What the task requires ▸
Quote the listing below in full and exactly as written, but omit every picture.

** BEGIN **

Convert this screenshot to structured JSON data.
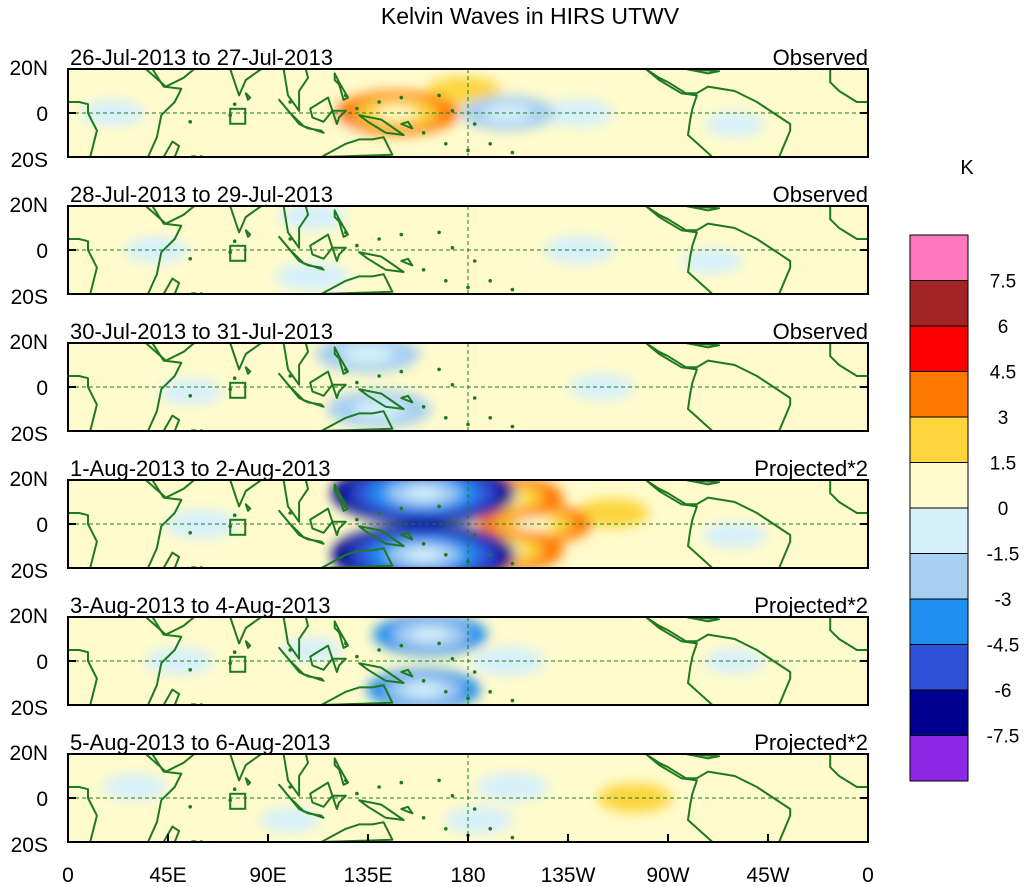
{
  "title": "Kelvin Waves in HIRS UTWV",
  "lat_labels": [
    "20N",
    "0",
    "20S"
  ],
  "lon_labels": [
    "0",
    "45E",
    "90E",
    "135E",
    "180",
    "135W",
    "90W",
    "45W",
    "0"
  ],
  "panels": [
    {
      "date_range": "26-Jul-2013 to 27-Jul-2013",
      "kind": "Observed",
      "anomalies": [
        {
          "lon": 178,
          "lat": 10,
          "value": 1.5
        },
        {
          "lon": 200,
          "lat": -18,
          "value": 1.2
        },
        {
          "lon": 120,
          "lat": -5,
          "value": 1.0
        },
        {
          "lon": 148,
          "lat": 0,
          "value": 4.0
        },
        {
          "lon": 198,
          "lat": 0,
          "value": -2.5
        },
        {
          "lon": 230,
          "lat": 0,
          "value": -1.2
        },
        {
          "lon": 20,
          "lat": 0,
          "value": -1.0
        },
        {
          "lon": 300,
          "lat": -5,
          "value": -0.8
        },
        {
          "lon": 60,
          "lat": 0,
          "value": 0.8
        }
      ]
    },
    {
      "date_range": "28-Jul-2013 to 29-Jul-2013",
      "kind": "Observed",
      "anomalies": [
        {
          "lon": 175,
          "lat": 0,
          "value": 1.4
        },
        {
          "lon": 150,
          "lat": 5,
          "value": 1.0
        },
        {
          "lon": 110,
          "lat": -12,
          "value": -1.5
        },
        {
          "lon": 110,
          "lat": 15,
          "value": -1.2
        },
        {
          "lon": 230,
          "lat": 0,
          "value": -1.3
        },
        {
          "lon": 40,
          "lat": 0,
          "value": -1.0
        },
        {
          "lon": 70,
          "lat": 0,
          "value": 0.8
        },
        {
          "lon": 290,
          "lat": -5,
          "value": -0.8
        }
      ]
    },
    {
      "date_range": "30-Jul-2013 to 31-Jul-2013",
      "kind": "Observed",
      "anomalies": [
        {
          "lon": 135,
          "lat": 15,
          "value": -3.0
        },
        {
          "lon": 140,
          "lat": -10,
          "value": -3.0
        },
        {
          "lon": 180,
          "lat": 5,
          "value": 1.4
        },
        {
          "lon": 198,
          "lat": -5,
          "value": 1.2
        },
        {
          "lon": 55,
          "lat": -2,
          "value": -1.0
        },
        {
          "lon": 240,
          "lat": 0,
          "value": -1.0
        },
        {
          "lon": 280,
          "lat": 5,
          "value": 0.8
        }
      ]
    },
    {
      "date_range": "1-Aug-2013 to 2-Aug-2013",
      "kind": "Projected*2",
      "anomalies": [
        {
          "lon": 160,
          "lat": 14,
          "value": -7.0
        },
        {
          "lon": 160,
          "lat": -14,
          "value": -7.0
        },
        {
          "lon": 195,
          "lat": 12,
          "value": 4.0
        },
        {
          "lon": 195,
          "lat": -12,
          "value": 4.0
        },
        {
          "lon": 210,
          "lat": 0,
          "value": 3.5
        },
        {
          "lon": 245,
          "lat": 5,
          "value": 1.5
        },
        {
          "lon": 60,
          "lat": 0,
          "value": -1.5
        },
        {
          "lon": 280,
          "lat": 5,
          "value": 1.0
        },
        {
          "lon": 330,
          "lat": 0,
          "value": 1.2
        },
        {
          "lon": 300,
          "lat": -5,
          "value": -1.0
        }
      ]
    },
    {
      "date_range": "3-Aug-2013 to 4-Aug-2013",
      "kind": "Projected*2",
      "anomalies": [
        {
          "lon": 163,
          "lat": 12,
          "value": -3.5
        },
        {
          "lon": 160,
          "lat": -13,
          "value": -3.5
        },
        {
          "lon": 198,
          "lat": 0,
          "value": -1.5
        },
        {
          "lon": 230,
          "lat": 5,
          "value": 1.4
        },
        {
          "lon": 230,
          "lat": -8,
          "value": 1.2
        },
        {
          "lon": 50,
          "lat": 0,
          "value": -1.2
        },
        {
          "lon": 110,
          "lat": 5,
          "value": -0.8
        },
        {
          "lon": 300,
          "lat": 0,
          "value": -0.8
        }
      ]
    },
    {
      "date_range": "5-Aug-2013 to 6-Aug-2013",
      "kind": "Projected*2",
      "anomalies": [
        {
          "lon": 200,
          "lat": 5,
          "value": -1.4
        },
        {
          "lon": 185,
          "lat": -10,
          "value": -1.2
        },
        {
          "lon": 155,
          "lat": 15,
          "value": 1.0
        },
        {
          "lon": 255,
          "lat": 0,
          "value": 1.5
        },
        {
          "lon": 30,
          "lat": 5,
          "value": -1.0
        },
        {
          "lon": 100,
          "lat": -10,
          "value": -0.8
        },
        {
          "lon": 350,
          "lat": 0,
          "value": 1.4
        }
      ]
    }
  ],
  "colorbar": {
    "unit": "K",
    "tick_labels": [
      "7.5",
      "6",
      "4.5",
      "3",
      "1.5",
      "0",
      "-1.5",
      "-3",
      "-4.5",
      "-6",
      "-7.5"
    ],
    "levels": [
      -9,
      -7.5,
      -6,
      -4.5,
      -3,
      -1.5,
      0,
      1.5,
      3,
      4.5,
      6,
      7.5,
      9
    ],
    "colors": [
      "#8c28e6",
      "#000090",
      "#3050d8",
      "#1e8ff0",
      "#a6cff2",
      "#d6f0fa",
      "#fffbcc",
      "#fcd53c",
      "#ff7800",
      "#ff0000",
      "#a22424",
      "#ff78bf"
    ]
  }
}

** END **

Task answer ▸
Convert this screenshot to structured JSON data.
{
  "title": "Kelvin Waves in HIRS UTWV",
  "lat_labels": [
    "20N",
    "0",
    "20S"
  ],
  "lon_labels": [
    "0",
    "45E",
    "90E",
    "135E",
    "180",
    "135W",
    "90W",
    "45W",
    "0"
  ],
  "panels": [
    {
      "date_range": "26-Jul-2013 to 27-Jul-2013",
      "kind": "Observed",
      "anomalies": [
        {
          "lon": 178,
          "lat": 10,
          "value": 1.5
        },
        {
          "lon": 200,
          "lat": -18,
          "value": 1.2
        },
        {
          "lon": 120,
          "lat": -5,
          "value": 1.0
        },
        {
          "lon": 148,
          "lat": 0,
          "value": 4.0
        },
        {
          "lon": 198,
          "lat": 0,
          "value": -2.5
        },
        {
          "lon": 230,
          "lat": 0,
          "value": -1.2
        },
        {
          "lon": 20,
          "lat": 0,
          "value": -1.0
        },
        {
          "lon": 300,
          "lat": -5,
          "value": -0.8
        },
        {
          "lon": 60,
          "lat": 0,
          "value": 0.8
        }
      ]
    },
    {
      "date_range": "28-Jul-2013 to 29-Jul-2013",
      "kind": "Observed",
      "anomalies": [
        {
          "lon": 175,
          "lat": 0,
          "value": 1.4
        },
        {
          "lon": 150,
          "lat": 5,
          "value": 1.0
        },
        {
          "lon": 110,
          "lat": -12,
          "value": -1.5
        },
        {
          "lon": 110,
          "lat": 15,
          "value": -1.2
        },
        {
          "lon": 230,
          "lat": 0,
          "value": -1.3
        },
        {
          "lon": 40,
          "lat": 0,
          "value": -1.0
        },
        {
          "lon": 70,
          "lat": 0,
          "value": 0.8
        },
        {
          "lon": 290,
          "lat": -5,
          "value": -0.8
        }
      ]
    },
    {
      "date_range": "30-Jul-2013 to 31-Jul-2013",
      "kind": "Observed",
      "anomalies": [
        {
          "lon": 135,
          "lat": 15,
          "value": -3.0
        },
        {
          "lon": 140,
          "lat": -10,
          "value": -3.0
        },
        {
          "lon": 180,
          "lat": 5,
          "value": 1.4
        },
        {
          "lon": 198,
          "lat": -5,
          "value": 1.2
        },
        {
          "lon": 55,
          "lat": -2,
          "value": -1.0
        },
        {
          "lon": 240,
          "lat": 0,
          "value": -1.0
        },
        {
          "lon": 280,
          "lat": 5,
          "value": 0.8
        }
      ]
    },
    {
      "date_range": "1-Aug-2013 to 2-Aug-2013",
      "kind": "Projected*2",
      "anomalies": [
        {
          "lon": 160,
          "lat": 14,
          "value": -7.0
        },
        {
          "lon": 160,
          "lat": -14,
          "value": -7.0
        },
        {
          "lon": 195,
          "lat": 12,
          "value": 4.0
        },
        {
          "lon": 195,
          "lat": -12,
          "value": 4.0
        },
        {
          "lon": 210,
          "lat": 0,
          "value": 3.5
        },
        {
          "lon": 245,
          "lat": 5,
          "value": 1.5
        },
        {
          "lon": 60,
          "lat": 0,
          "value": -1.5
        },
        {
          "lon": 280,
          "lat": 5,
          "value": 1.0
        },
        {
          "lon": 330,
          "lat": 0,
          "value": 1.2
        },
        {
          "lon": 300,
          "lat": -5,
          "value": -1.0
        }
      ]
    },
    {
      "date_range": "3-Aug-2013 to 4-Aug-2013",
      "kind": "Projected*2",
      "anomalies": [
        {
          "lon": 163,
          "lat": 12,
          "value": -3.5
        },
        {
          "lon": 160,
          "lat": -13,
          "value": -3.5
        },
        {
          "lon": 198,
          "lat": 0,
          "value": -1.5
        },
        {
          "lon": 230,
          "lat": 5,
          "value": 1.4
        },
        {
          "lon": 230,
          "lat": -8,
          "value": 1.2
        },
        {
          "lon": 50,
          "lat": 0,
          "value": -1.2
        },
        {
          "lon": 110,
          "lat": 5,
          "value": -0.8
        },
        {
          "lon": 300,
          "lat": 0,
          "value": -0.8
        }
      ]
    },
    {
      "date_range": "5-Aug-2013 to 6-Aug-2013",
      "kind": "Projected*2",
      "anomalies": [
        {
          "lon": 200,
          "lat": 5,
          "value": -1.4
        },
        {
          "lon": 185,
          "lat": -10,
          "value": -1.2
        },
        {
          "lon": 155,
          "lat": 15,
          "value": 1.0
        },
        {
          "lon": 255,
          "lat": 0,
          "value": 1.5
        },
        {
          "lon": 30,
          "lat": 5,
          "value": -1.0
        },
        {
          "lon": 100,
          "lat": -10,
          "value": -0.8
        },
        {
          "lon": 350,
          "lat": 0,
          "value": 1.4
        }
      ]
    }
  ],
  "colorbar": {
    "unit": "K",
    "tick_labels": [
      "7.5",
      "6",
      "4.5",
      "3",
      "1.5",
      "0",
      "-1.5",
      "-3",
      "-4.5",
      "-6",
      "-7.5"
    ],
    "levels": [
      -9,
      -7.5,
      -6,
      -4.5,
      -3,
      -1.5,
      0,
      1.5,
      3,
      4.5,
      6,
      7.5,
      9
    ],
    "colors": [
      "#8c28e6",
      "#000090",
      "#3050d8",
      "#1e8ff0",
      "#a6cff2",
      "#d6f0fa",
      "#fffbcc",
      "#fcd53c",
      "#ff7800",
      "#ff0000",
      "#a22424",
      "#ff78bf"
    ]
  }
}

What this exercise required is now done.